--- SOURCE PASSAGE ---

Watson’s taped confession played for jurors
Published 6:21 pm Wednesday, July 17, 2013
The trial of Quentin Watson, accused of murdering former Daily News advertising representative Anita Smith and her nephew, William Lewis, in Franklinton on Feb. 6, 2008, continued today in the Washington Parish Courthouse.
The taped interview of Watson after his arrest as the main focus of the prosecution. Watson has recanted the confession made during that interview, stating he was coerced.
Watson, 31, faces two counts of first-degree murder. He will be imprisoned for life without parole if convicted in the murders that occurred at Smith’s home on 14th Avenue in the East Acres Subdivision. Smith was arrested a year-and-a-half after the murders when DNA linked him to the crime.
The tape showed a sometimes confused, sometimes tearful Watson insisting, “I did not kill anybody, man.” The two-and-a-half hour interview tape was viewed by jurors as well as spectators in the courtroom, about two dozen friends and family of the victims and the accused.
Meanwhile, a docile Watson, dressed in a striped green dress shirt, dark green tie and matching trousers, sat facing the judge during the proceedings.

---

- [INSTRUCTIONS]:
1. In the article about the Watson trial, how long was the interview tape that jurors viewed?
2. Write the next paragraph of the article about the Watson trial, picking up after its final sentence.

--- RECORD EXTRACTS ---

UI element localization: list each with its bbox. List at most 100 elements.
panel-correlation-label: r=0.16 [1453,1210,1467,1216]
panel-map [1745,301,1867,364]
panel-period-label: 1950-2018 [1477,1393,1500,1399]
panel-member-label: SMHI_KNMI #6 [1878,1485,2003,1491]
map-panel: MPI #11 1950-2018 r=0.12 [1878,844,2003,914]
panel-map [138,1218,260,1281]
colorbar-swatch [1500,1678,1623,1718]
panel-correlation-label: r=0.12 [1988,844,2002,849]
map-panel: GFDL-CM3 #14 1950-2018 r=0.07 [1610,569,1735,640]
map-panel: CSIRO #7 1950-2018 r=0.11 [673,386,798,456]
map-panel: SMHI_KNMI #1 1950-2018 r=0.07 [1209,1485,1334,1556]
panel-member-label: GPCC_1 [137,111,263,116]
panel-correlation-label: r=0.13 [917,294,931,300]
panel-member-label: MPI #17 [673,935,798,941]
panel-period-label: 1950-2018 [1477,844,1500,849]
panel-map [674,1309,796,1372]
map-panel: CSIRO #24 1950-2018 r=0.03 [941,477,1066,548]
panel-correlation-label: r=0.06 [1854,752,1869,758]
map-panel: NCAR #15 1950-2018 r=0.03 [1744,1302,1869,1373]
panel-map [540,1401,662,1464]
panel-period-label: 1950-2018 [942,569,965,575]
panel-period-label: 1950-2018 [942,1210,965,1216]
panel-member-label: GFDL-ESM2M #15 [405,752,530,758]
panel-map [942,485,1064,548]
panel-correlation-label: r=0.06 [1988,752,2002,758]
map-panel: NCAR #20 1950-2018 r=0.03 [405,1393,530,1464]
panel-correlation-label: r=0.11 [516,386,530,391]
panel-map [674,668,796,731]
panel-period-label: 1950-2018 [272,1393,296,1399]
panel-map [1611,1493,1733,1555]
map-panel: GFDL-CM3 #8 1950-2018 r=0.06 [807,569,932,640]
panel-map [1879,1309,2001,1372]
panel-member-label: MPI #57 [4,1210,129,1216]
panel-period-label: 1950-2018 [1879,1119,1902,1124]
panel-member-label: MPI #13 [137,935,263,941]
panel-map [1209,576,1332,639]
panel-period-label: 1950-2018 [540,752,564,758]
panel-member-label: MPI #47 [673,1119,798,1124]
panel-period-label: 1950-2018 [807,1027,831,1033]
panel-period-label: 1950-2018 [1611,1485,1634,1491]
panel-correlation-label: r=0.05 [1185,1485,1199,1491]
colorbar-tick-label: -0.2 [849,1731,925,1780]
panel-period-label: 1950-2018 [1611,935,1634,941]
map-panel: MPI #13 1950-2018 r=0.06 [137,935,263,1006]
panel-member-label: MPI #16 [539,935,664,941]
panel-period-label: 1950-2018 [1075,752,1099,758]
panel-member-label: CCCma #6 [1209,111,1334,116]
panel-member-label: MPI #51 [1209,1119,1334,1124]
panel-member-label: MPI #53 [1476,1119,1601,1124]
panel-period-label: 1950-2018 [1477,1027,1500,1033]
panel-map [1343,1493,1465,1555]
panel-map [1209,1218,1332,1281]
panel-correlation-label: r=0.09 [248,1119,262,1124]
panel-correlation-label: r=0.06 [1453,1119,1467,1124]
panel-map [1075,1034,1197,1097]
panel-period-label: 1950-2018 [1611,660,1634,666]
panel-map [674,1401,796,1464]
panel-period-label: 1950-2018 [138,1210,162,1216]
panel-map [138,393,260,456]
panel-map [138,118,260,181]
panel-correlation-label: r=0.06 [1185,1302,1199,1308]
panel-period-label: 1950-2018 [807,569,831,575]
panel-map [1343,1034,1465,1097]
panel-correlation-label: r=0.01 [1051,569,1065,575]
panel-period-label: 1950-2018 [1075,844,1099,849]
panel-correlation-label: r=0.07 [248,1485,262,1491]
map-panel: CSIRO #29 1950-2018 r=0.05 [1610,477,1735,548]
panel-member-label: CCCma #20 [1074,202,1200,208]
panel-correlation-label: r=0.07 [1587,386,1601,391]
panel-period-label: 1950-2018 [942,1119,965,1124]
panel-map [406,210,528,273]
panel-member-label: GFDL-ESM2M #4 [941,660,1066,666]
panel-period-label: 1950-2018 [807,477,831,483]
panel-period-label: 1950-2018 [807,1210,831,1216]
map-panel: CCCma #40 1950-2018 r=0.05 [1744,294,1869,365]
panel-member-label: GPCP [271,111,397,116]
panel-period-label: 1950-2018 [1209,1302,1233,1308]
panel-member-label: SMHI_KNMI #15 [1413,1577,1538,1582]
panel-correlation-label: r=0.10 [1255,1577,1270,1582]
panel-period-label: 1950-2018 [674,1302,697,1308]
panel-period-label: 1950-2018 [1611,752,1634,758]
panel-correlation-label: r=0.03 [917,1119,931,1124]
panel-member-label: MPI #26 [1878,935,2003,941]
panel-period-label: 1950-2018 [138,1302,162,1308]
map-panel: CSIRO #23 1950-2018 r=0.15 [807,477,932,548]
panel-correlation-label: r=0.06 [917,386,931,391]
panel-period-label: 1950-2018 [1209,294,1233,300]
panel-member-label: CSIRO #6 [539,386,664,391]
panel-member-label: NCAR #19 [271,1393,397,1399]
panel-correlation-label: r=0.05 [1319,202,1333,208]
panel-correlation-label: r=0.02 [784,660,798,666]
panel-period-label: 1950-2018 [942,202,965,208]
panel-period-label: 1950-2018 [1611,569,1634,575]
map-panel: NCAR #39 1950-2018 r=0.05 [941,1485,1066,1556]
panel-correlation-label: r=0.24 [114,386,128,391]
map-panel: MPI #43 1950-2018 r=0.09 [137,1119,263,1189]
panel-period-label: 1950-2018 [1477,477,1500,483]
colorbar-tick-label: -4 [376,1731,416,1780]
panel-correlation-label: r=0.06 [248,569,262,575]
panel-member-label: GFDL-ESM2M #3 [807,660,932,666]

---

- [ANSWER SECTION]:
1. Two and a half hours.

2.
Halfway through the taped interview Watson told a story about “guy named Jeff in an F150 truck with Florida plates.” He said the man had Watson direct him to the house because “a guy there owed Jeff money.” He said Jeff had threatened him and his family if he told anyone about him. Watson said he did not know Jeff’s last name.
“I didn’t get out of the car,” Watson said.
He also said Jeff had called him on his cell phone, but he couldn’t remember the cell phone number because he’s had so many of them.
The two police interrogators explained to Watson that they found his DNA on one of the bullet casings and that Watson would ultimately go “from here to Washington Parish Jail until the trial and then to Angola or another prison.”
They said fingerprints are not found on bullets after they are shot unless someone picks up the casing. Normally, the casings show no fingerprints.
“If this was an accident or you made a mistake, I need to know it was a mistake. Her (Smith’s) children broke down and cried when I told them you were arrested. This was their biggest fear — that it was someone they knew,” said Louisiana State Trooper Richard Newman on the interview video.
Another interviewer told him, “You’ve got to man up, tell the truth. It will make you feel better.”
On the video, Watson sobbed, telling another version of the events of that night, that he had been hooked on prescription pain killers, needed something and went to Smith’s house to get pills. Her nephew walked in on their conversation, screamed at Watson to get out and then left. Watson then reported on the video that he thought Lewis had gone for a gun, so Watson shot him when Lewis returned. Smith then ran to the kitchen where Watson thought she had a gun, so he shot her as well, Watson said on the videotape as he sobbed.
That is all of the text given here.